» **WHAT YOU SHOULD DO**
Skip the images. Copy the records exactly as written.

Data records:
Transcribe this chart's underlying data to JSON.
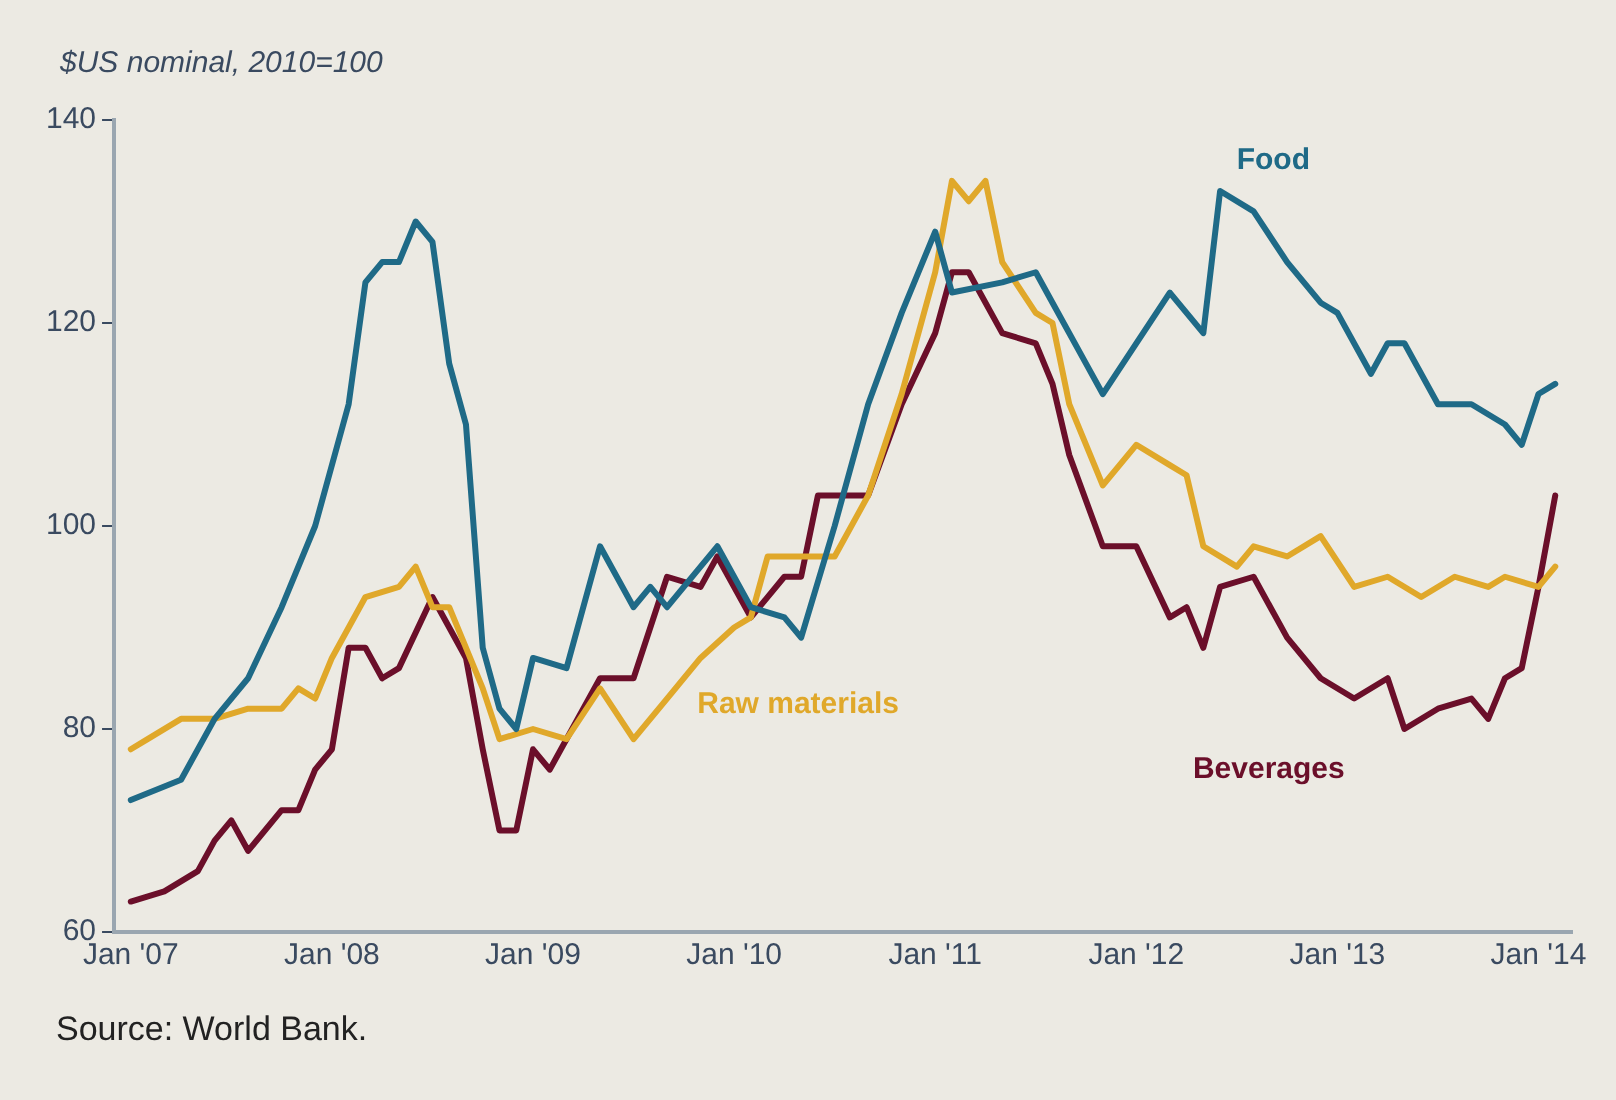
{
  "chart_data": {
    "type": "line",
    "ylabel": "$US nominal, 2010=100",
    "xlim": [
      "2006-12",
      "2014-03"
    ],
    "xticks": [
      {
        "value": "2007-01",
        "label": "Jan '07"
      },
      {
        "value": "2008-01",
        "label": "Jan '08"
      },
      {
        "value": "2009-01",
        "label": "Jan '09"
      },
      {
        "value": "2010-01",
        "label": "Jan '10"
      },
      {
        "value": "2011-01",
        "label": "Jan '11"
      },
      {
        "value": "2012-01",
        "label": "Jan '12"
      },
      {
        "value": "2013-01",
        "label": "Jan '13"
      },
      {
        "value": "2014-01",
        "label": "Jan '14"
      }
    ],
    "ylim": [
      60,
      140
    ],
    "yticks": [
      60,
      80,
      100,
      120,
      140
    ],
    "grid": false,
    "legend": false,
    "marker": "none",
    "line_style": "solid",
    "series": [
      {
        "name": "Food",
        "color": "#1f6a87",
        "x": [
          "2007-01",
          "2007-04",
          "2007-06",
          "2007-08",
          "2007-10",
          "2007-12",
          "2008-02",
          "2008-03",
          "2008-04",
          "2008-05",
          "2008-06",
          "2008-07",
          "2008-08",
          "2008-09",
          "2008-10",
          "2008-11",
          "2008-12",
          "2009-01",
          "2009-03",
          "2009-05",
          "2009-07",
          "2009-08",
          "2009-09",
          "2009-11",
          "2009-12",
          "2010-02",
          "2010-04",
          "2010-05",
          "2010-07",
          "2010-09",
          "2010-11",
          "2011-01",
          "2011-02",
          "2011-05",
          "2011-07",
          "2011-08",
          "2011-10",
          "2011-11",
          "2012-01",
          "2012-03",
          "2012-05",
          "2012-06",
          "2012-08",
          "2012-10",
          "2012-12",
          "2013-01",
          "2013-03",
          "2013-04",
          "2013-05",
          "2013-07",
          "2013-09",
          "2013-11",
          "2013-12",
          "2014-01",
          "2014-02"
        ],
        "values": [
          73,
          75,
          81,
          85,
          92,
          100,
          112,
          124,
          126,
          126,
          130,
          128,
          116,
          110,
          88,
          82,
          80,
          87,
          86,
          98,
          92,
          94,
          92,
          96,
          98,
          92,
          91,
          89,
          100,
          112,
          121,
          129,
          123,
          124,
          125,
          122,
          116,
          113,
          118,
          123,
          119,
          133,
          131,
          126,
          122,
          121,
          115,
          118,
          118,
          112,
          112,
          110,
          108,
          113,
          114
        ]
      },
      {
        "name": "Raw materials",
        "color": "#e0a82a",
        "x": [
          "2007-01",
          "2007-02",
          "2007-04",
          "2007-06",
          "2007-08",
          "2007-10",
          "2007-11",
          "2007-12",
          "2008-01",
          "2008-03",
          "2008-05",
          "2008-06",
          "2008-07",
          "2008-08",
          "2008-10",
          "2008-11",
          "2009-01",
          "2009-03",
          "2009-05",
          "2009-07",
          "2009-09",
          "2009-11",
          "2010-01",
          "2010-02",
          "2010-03",
          "2010-05",
          "2010-07",
          "2010-09",
          "2010-11",
          "2011-01",
          "2011-02",
          "2011-03",
          "2011-04",
          "2011-05",
          "2011-07",
          "2011-08",
          "2011-09",
          "2011-11",
          "2012-01",
          "2012-03",
          "2012-04",
          "2012-05",
          "2012-07",
          "2012-08",
          "2012-10",
          "2012-12",
          "2013-02",
          "2013-04",
          "2013-06",
          "2013-08",
          "2013-10",
          "2013-11",
          "2014-01",
          "2014-02"
        ],
        "values": [
          78,
          79,
          81,
          81,
          82,
          82,
          84,
          83,
          87,
          93,
          94,
          96,
          92,
          92,
          84,
          79,
          80,
          79,
          84,
          79,
          83,
          87,
          90,
          91,
          97,
          97,
          97,
          103,
          113,
          125,
          134,
          132,
          134,
          126,
          121,
          120,
          112,
          104,
          108,
          106,
          105,
          98,
          96,
          98,
          97,
          99,
          94,
          95,
          93,
          95,
          94,
          95,
          94,
          96
        ]
      },
      {
        "name": "Beverages",
        "color": "#6b0f2a",
        "x": [
          "2007-01",
          "2007-03",
          "2007-05",
          "2007-06",
          "2007-07",
          "2007-08",
          "2007-10",
          "2007-11",
          "2007-12",
          "2008-01",
          "2008-02",
          "2008-03",
          "2008-04",
          "2008-05",
          "2008-07",
          "2008-08",
          "2008-09",
          "2008-10",
          "2008-11",
          "2008-12",
          "2009-01",
          "2009-02",
          "2009-05",
          "2009-07",
          "2009-09",
          "2009-11",
          "2009-12",
          "2010-02",
          "2010-04",
          "2010-05",
          "2010-06",
          "2010-09",
          "2010-11",
          "2011-01",
          "2011-02",
          "2011-03",
          "2011-05",
          "2011-07",
          "2011-08",
          "2011-09",
          "2011-11",
          "2012-01",
          "2012-03",
          "2012-04",
          "2012-05",
          "2012-06",
          "2012-08",
          "2012-10",
          "2012-12",
          "2013-02",
          "2013-04",
          "2013-05",
          "2013-07",
          "2013-09",
          "2013-10",
          "2013-11",
          "2013-12",
          "2014-01",
          "2014-02"
        ],
        "values": [
          63,
          64,
          66,
          69,
          71,
          68,
          72,
          72,
          76,
          78,
          88,
          88,
          85,
          86,
          93,
          90,
          87,
          78,
          70,
          70,
          78,
          76,
          85,
          85,
          95,
          94,
          97,
          91,
          95,
          95,
          103,
          103,
          112,
          119,
          125,
          125,
          119,
          118,
          114,
          107,
          98,
          98,
          91,
          92,
          88,
          94,
          95,
          89,
          85,
          83,
          85,
          80,
          82,
          83,
          81,
          85,
          86,
          94,
          103
        ]
      }
    ],
    "annotations": [
      "Source: World Bank."
    ]
  }
}
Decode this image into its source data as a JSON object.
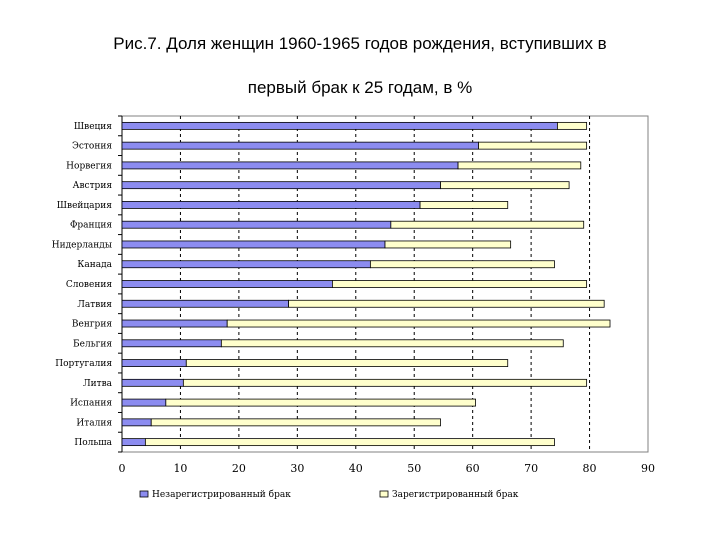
{
  "title_line1": "Рис.7. Доля женщин 1960-1965 годов рождения, вступивших в",
  "title_line2": "первый брак к 25 годам, в %",
  "chart_data": {
    "type": "bar",
    "orientation": "horizontal",
    "stacked": true,
    "categories": [
      "Швеция",
      "Эстония",
      "Норвегия",
      "Австрия",
      "Швейцария",
      "Франция",
      "Нидерланды",
      "Канада",
      "Словения",
      "Латвия",
      "Венгрия",
      "Бельгия",
      "Португалия",
      "Литва",
      "Испания",
      "Италия",
      "Польша"
    ],
    "series": [
      {
        "name": "Незарегистрированный брак",
        "color": "#8c8cf0",
        "values": [
          74.5,
          61.0,
          57.5,
          54.5,
          51.0,
          46.0,
          45.0,
          42.5,
          36.0,
          28.5,
          18.0,
          17.0,
          11.0,
          10.5,
          7.5,
          5.0,
          4.0
        ]
      },
      {
        "name": "Зарегистрированный брак",
        "color": "#ffffcc",
        "values": [
          5.0,
          18.5,
          21.0,
          22.0,
          15.0,
          33.0,
          21.5,
          31.5,
          43.5,
          54.0,
          65.5,
          58.5,
          55.0,
          69.0,
          53.0,
          49.5,
          70.0
        ]
      }
    ],
    "xlim": [
      0,
      90
    ],
    "xticks": [
      0,
      10,
      20,
      30,
      40,
      50,
      60,
      70,
      80,
      90
    ],
    "gridlines": "vertical-dashed",
    "legend": "bottom"
  }
}
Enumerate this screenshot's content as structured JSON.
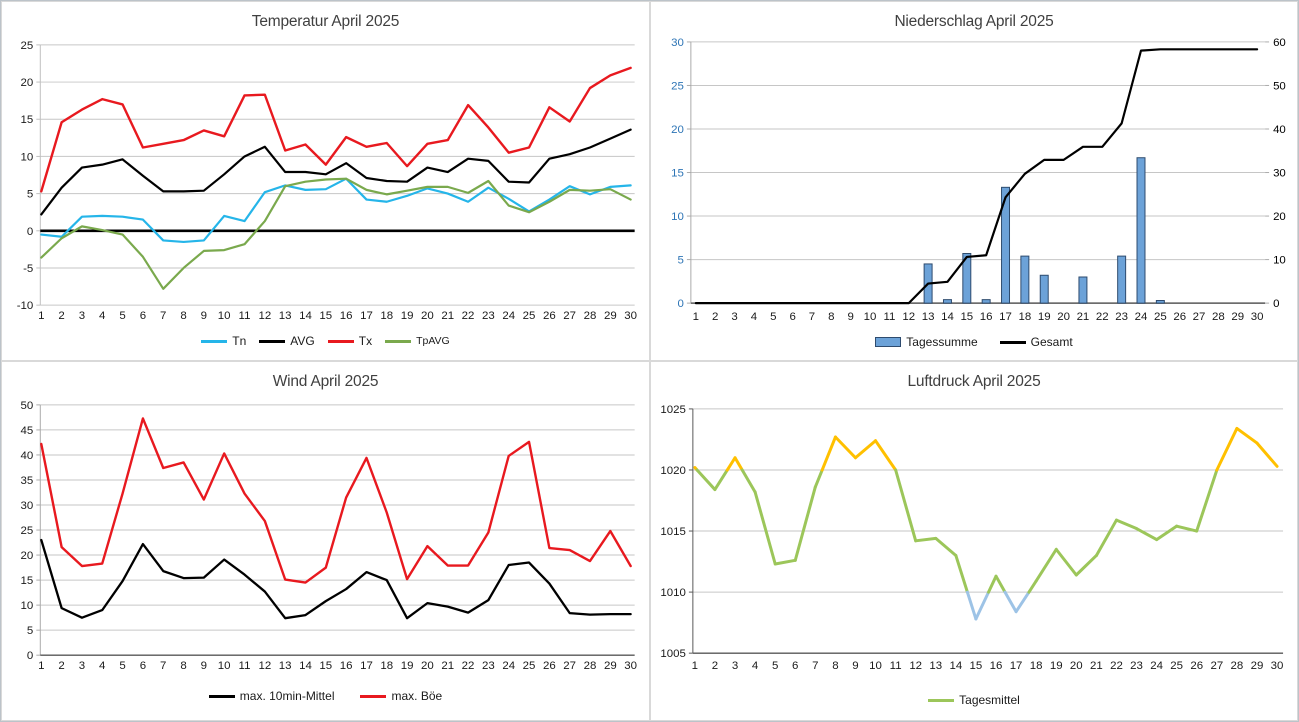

» **THE SOLUTION**
Transcribe this chart's underlying data to JSON.
{
  "chart_data": {
    "type": "line",
    "ylabel": "$US nominal, 2010=100",
    "xlim": [
      "2006-12",
      "2014-03"
    ],
    "xticks": [
      {
        "value": "2007-01",
        "label": "Jan '07"
      },
      {
        "value": "2008-01",
        "label": "Jan '08"
      },
      {
        "value": "2009-01",
        "label": "Jan '09"
      },
      {
        "value": "2010-01",
        "label": "Jan '10"
      },
      {
        "value": "2011-01",
        "label": "Jan '11"
      },
      {
        "value": "2012-01",
        "label": "Jan '12"
      },
      {
        "value": "2013-01",
        "label": "Jan '13"
      },
      {
        "value": "2014-01",
        "label": "Jan '14"
      }
    ],
    "ylim": [
      60,
      140
    ],
    "yticks": [
      60,
      80,
      100,
      120,
      140
    ],
    "grid": false,
    "legend": false,
    "marker": "none",
    "line_style": "solid",
    "series": [
      {
        "name": "Food",
        "color": "#1f6a87",
        "x": [
          "2007-01",
          "2007-04",
          "2007-06",
          "2007-08",
          "2007-10",
          "2007-12",
          "2008-02",
          "2008-03",
          "2008-04",
          "2008-05",
          "2008-06",
          "2008-07",
          "2008-08",
          "2008-09",
          "2008-10",
          "2008-11",
          "2008-12",
          "2009-01",
          "2009-03",
          "2009-05",
          "2009-07",
          "2009-08",
          "2009-09",
          "2009-11",
          "2009-12",
          "2010-02",
          "2010-04",
          "2010-05",
          "2010-07",
          "2010-09",
          "2010-11",
          "2011-01",
          "2011-02",
          "2011-05",
          "2011-07",
          "2011-08",
          "2011-10",
          "2011-11",
          "2012-01",
          "2012-03",
          "2012-05",
          "2012-06",
          "2012-08",
          "2012-10",
          "2012-12",
          "2013-01",
          "2013-03",
          "2013-04",
          "2013-05",
          "2013-07",
          "2013-09",
          "2013-11",
          "2013-12",
          "2014-01",
          "2014-02"
        ],
        "values": [
          73,
          75,
          81,
          85,
          92,
          100,
          112,
          124,
          126,
          126,
          130,
          128,
          116,
          110,
          88,
          82,
          80,
          87,
          86,
          98,
          92,
          94,
          92,
          96,
          98,
          92,
          91,
          89,
          100,
          112,
          121,
          129,
          123,
          124,
          125,
          122,
          116,
          113,
          118,
          123,
          119,
          133,
          131,
          126,
          122,
          121,
          115,
          118,
          118,
          112,
          112,
          110,
          108,
          113,
          114
        ]
      },
      {
        "name": "Raw materials",
        "color": "#e0a82a",
        "x": [
          "2007-01",
          "2007-02",
          "2007-04",
          "2007-06",
          "2007-08",
          "2007-10",
          "2007-11",
          "2007-12",
          "2008-01",
          "2008-03",
          "2008-05",
          "2008-06",
          "2008-07",
          "2008-08",
          "2008-10",
          "2008-11",
          "2009-01",
          "2009-03",
          "2009-05",
          "2009-07",
          "2009-09",
          "2009-11",
          "2010-01",
          "2010-02",
          "2010-03",
          "2010-05",
          "2010-07",
          "2010-09",
          "2010-11",
          "2011-01",
          "2011-02",
          "2011-03",
          "2011-04",
          "2011-05",
          "2011-07",
          "2011-08",
          "2011-09",
          "2011-11",
          "2012-01",
          "2012-03",
          "2012-04",
          "2012-05",
          "2012-07",
          "2012-08",
          "2012-10",
          "2012-12",
          "2013-02",
          "2013-04",
          "2013-06",
          "2013-08",
          "2013-10",
          "2013-11",
          "2014-01",
          "2014-02"
        ],
        "values": [
          78,
          79,
          81,
          81,
          82,
          82,
          84,
          83,
          87,
          93,
          94,
          96,
          92,
          92,
          84,
          79,
          80,
          79,
          84,
          79,
          83,
          87,
          90,
          91,
          97,
          97,
          97,
          103,
          113,
          125,
          134,
          132,
          134,
          126,
          121,
          120,
          112,
          104,
          108,
          106,
          105,
          98,
          96,
          98,
          97,
          99,
          94,
          95,
          93,
          95,
          94,
          95,
          94,
          96
        ]
      },
      {
        "name": "Beverages",
        "color": "#6b0f2a",
        "x": [
          "2007-01",
          "2007-03",
          "2007-05",
          "2007-06",
          "2007-07",
          "2007-08",
          "2007-10",
          "2007-11",
          "2007-12",
          "2008-01",
          "2008-02",
          "2008-03",
          "2008-04",
          "2008-05",
          "2008-07",
          "2008-08",
          "2008-09",
          "2008-10",
          "2008-11",
          "2008-12",
          "2009-01",
          "2009-02",
          "2009-05",
          "2009-07",
          "2009-09",
          "2009-11",
          "2009-12",
          "2010-02",
          "2010-04",
          "2010-05",
          "2010-06",
          "2010-09",
          "2010-11",
          "2011-01",
          "2011-02",
          "2011-03",
          "2011-05",
          "2011-07",
          "2011-08",
          "2011-09",
          "2011-11",
          "2012-01",
          "2012-03",
          "2012-04",
          "2012-05",
          "2012-06",
          "2012-08",
          "2012-10",
          "2012-12",
          "2013-02",
          "2013-04",
          "2013-05",
          "2013-07",
          "2013-09",
          "2013-10",
          "2013-11",
          "2013-12",
          "2014-01",
          "2014-02"
        ],
        "values": [
          63,
          64,
          66,
          69,
          71,
          68,
          72,
          72,
          76,
          78,
          88,
          88,
          85,
          86,
          93,
          90,
          87,
          78,
          70,
          70,
          78,
          76,
          85,
          85,
          95,
          94,
          97,
          91,
          95,
          95,
          103,
          103,
          112,
          119,
          125,
          125,
          119,
          118,
          114,
          107,
          98,
          98,
          91,
          92,
          88,
          94,
          95,
          89,
          85,
          83,
          85,
          80,
          82,
          83,
          81,
          85,
          86,
          94,
          103
        ]
      }
    ],
    "annotations": [
      "Source: World Bank."
    ]
  }
}
Decode this image into its source data as a JSON object.
{
  "title_line1": "Рис.7. Доля женщин 1960-1965 годов рождения, вступивших в",
  "title_line2": "первый брак к 25 годам, в %",
  "chart_data": {
    "type": "bar",
    "orientation": "horizontal",
    "stacked": true,
    "categories": [
      "Швеция",
      "Эстония",
      "Норвегия",
      "Австрия",
      "Швейцария",
      "Франция",
      "Нидерланды",
      "Канада",
      "Словения",
      "Латвия",
      "Венгрия",
      "Бельгия",
      "Португалия",
      "Литва",
      "Испания",
      "Италия",
      "Польша"
    ],
    "series": [
      {
        "name": "Незарегистрированный брак",
        "color": "#8c8cf0",
        "values": [
          74.5,
          61.0,
          57.5,
          54.5,
          51.0,
          46.0,
          45.0,
          42.5,
          36.0,
          28.5,
          18.0,
          17.0,
          11.0,
          10.5,
          7.5,
          5.0,
          4.0
        ]
      },
      {
        "name": "Зарегистрированный брак",
        "color": "#ffffcc",
        "values": [
          5.0,
          18.5,
          21.0,
          22.0,
          15.0,
          33.0,
          21.5,
          31.5,
          43.5,
          54.0,
          65.5,
          58.5,
          55.0,
          69.0,
          53.0,
          49.5,
          70.0
        ]
      }
    ],
    "xlim": [
      0,
      90
    ],
    "xticks": [
      0,
      10,
      20,
      30,
      40,
      50,
      60,
      70,
      80,
      90
    ],
    "gridlines": "vertical-dashed",
    "legend": "bottom"
  }
}
Enumerate this screenshot's content as structured JSON.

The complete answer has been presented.